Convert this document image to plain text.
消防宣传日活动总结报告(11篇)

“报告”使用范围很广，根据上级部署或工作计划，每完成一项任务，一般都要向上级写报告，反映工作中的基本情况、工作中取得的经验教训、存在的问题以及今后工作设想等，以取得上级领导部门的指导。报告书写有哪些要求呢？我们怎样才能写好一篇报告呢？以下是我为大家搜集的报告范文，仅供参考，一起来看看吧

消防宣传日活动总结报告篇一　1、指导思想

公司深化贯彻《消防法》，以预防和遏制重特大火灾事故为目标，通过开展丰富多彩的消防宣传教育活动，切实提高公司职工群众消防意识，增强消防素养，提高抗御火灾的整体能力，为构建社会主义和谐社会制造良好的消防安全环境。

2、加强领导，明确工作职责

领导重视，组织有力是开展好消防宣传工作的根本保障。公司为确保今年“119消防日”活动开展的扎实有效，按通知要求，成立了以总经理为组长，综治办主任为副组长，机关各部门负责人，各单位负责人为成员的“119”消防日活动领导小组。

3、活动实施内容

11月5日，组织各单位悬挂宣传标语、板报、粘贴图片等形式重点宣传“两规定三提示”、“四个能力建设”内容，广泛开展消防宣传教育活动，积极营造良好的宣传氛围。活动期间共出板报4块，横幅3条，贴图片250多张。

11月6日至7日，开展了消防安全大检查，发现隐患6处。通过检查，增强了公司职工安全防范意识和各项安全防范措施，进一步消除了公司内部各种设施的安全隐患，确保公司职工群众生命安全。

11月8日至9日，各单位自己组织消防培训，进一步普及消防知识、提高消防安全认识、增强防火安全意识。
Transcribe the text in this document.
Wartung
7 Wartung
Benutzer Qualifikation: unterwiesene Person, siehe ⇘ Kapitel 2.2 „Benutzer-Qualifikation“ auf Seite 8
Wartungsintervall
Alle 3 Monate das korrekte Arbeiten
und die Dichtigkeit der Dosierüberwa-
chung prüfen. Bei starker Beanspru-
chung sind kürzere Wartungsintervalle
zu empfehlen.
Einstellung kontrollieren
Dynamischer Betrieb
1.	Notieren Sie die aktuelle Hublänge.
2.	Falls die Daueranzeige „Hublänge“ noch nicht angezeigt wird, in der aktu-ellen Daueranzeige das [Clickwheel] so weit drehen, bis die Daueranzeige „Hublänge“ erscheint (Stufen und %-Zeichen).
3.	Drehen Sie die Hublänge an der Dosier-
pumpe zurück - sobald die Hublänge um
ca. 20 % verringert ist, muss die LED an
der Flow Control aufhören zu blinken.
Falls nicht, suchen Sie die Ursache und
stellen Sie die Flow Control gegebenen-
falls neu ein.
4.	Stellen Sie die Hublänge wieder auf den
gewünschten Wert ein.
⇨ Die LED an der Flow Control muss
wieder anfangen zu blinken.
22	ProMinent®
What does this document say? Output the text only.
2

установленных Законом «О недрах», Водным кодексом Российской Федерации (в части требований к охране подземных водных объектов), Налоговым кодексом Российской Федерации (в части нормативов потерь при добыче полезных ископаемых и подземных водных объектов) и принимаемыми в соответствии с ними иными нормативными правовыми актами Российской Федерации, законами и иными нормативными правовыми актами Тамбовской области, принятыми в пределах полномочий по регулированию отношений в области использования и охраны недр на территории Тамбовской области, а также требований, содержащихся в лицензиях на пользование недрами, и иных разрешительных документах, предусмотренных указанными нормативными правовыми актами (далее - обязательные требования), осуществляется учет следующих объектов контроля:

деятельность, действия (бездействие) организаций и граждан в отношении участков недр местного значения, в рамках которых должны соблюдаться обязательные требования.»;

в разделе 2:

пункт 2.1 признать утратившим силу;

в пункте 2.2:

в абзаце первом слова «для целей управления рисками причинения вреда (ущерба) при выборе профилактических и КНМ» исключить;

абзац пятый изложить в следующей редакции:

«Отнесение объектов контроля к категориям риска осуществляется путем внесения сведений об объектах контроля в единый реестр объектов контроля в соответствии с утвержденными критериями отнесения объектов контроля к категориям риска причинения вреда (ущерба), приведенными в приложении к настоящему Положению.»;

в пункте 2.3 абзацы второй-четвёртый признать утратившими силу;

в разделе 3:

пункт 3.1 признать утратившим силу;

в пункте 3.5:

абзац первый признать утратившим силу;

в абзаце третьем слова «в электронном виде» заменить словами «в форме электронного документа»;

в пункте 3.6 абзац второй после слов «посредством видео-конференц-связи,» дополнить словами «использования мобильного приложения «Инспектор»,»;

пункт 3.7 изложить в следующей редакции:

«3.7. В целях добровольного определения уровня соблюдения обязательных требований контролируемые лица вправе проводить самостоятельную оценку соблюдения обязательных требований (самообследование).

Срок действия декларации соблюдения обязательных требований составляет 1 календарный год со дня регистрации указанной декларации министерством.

================

**What is required**
Check all the records above and select each line where the string "абзаце" is found.

**Reply**
в абзаце первом слова «для целей управления рисками причинения вреда (ущерба) при выборе профилактических и КНМ» исключить;
в абзаце третьем слова «в электронном виде» заменить словами «в форме электронного документа»;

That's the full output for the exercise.